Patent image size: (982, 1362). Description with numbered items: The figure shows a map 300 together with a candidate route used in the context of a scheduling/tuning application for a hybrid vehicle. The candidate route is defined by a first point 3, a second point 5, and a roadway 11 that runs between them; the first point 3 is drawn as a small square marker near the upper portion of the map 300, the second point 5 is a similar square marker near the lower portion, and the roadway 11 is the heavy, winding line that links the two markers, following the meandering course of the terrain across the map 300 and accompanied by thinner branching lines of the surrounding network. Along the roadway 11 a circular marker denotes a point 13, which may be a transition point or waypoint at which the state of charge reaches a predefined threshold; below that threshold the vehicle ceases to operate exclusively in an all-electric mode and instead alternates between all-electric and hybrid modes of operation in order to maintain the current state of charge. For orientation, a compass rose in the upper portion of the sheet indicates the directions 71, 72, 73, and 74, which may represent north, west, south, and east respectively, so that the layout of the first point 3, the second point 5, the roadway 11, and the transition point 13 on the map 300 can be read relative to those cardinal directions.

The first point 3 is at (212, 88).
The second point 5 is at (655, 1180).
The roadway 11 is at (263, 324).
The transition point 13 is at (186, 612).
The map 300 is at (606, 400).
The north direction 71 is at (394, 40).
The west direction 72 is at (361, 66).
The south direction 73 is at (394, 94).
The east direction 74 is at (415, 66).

- - -

Copy these items word for word.

Patent image size: (982, 1362). Description with numbered items: The figure shows a map 300 together with a candidate route used in the context of a scheduling/tuning application for a hybrid vehicle. The candidate route is defined by a first point 3, a second point 5, and a roadway 11 that runs between them; the first point 3 is drawn as a small square marker near the upper portion of the map 300, the second point 5 is a similar square marker near the lower portion, and the roadway 11 is the heavy, winding line that links the two markers, following the meandering course of the terrain across the map 300 and accompanied by thinner branching lines of the surrounding network. Along the roadway 11 a circular marker denotes a point 13, which may be a transition point or waypoint at which the state of charge reaches a predefined threshold; below that threshold the vehicle ceases to operate exclusively in an all-electric mode and instead alternates between all-electric and hybrid modes of operation in order to maintain the current state of charge. For orientation, a compass rose in the upper portion of the sheet indicates the directions 71, 72, 73, and 74, which may represent north, west, south, and east respectively, so that the layout of the first point 3, the second point 5, the roadway 11, and the transition point 13 on the map 300 can be read relative to those cardinal directions.

The first point 3 is at (212, 88).
The second point 5 is at (655, 1180).
The roadway 11 is at (263, 324).
The transition point 13 is at (186, 612).
The map 300 is at (606, 400).
The north direction 71 is at (394, 40).
The west direction 72 is at (361, 66).
The south direction 73 is at (394, 94).
The east direction 74 is at (415, 66).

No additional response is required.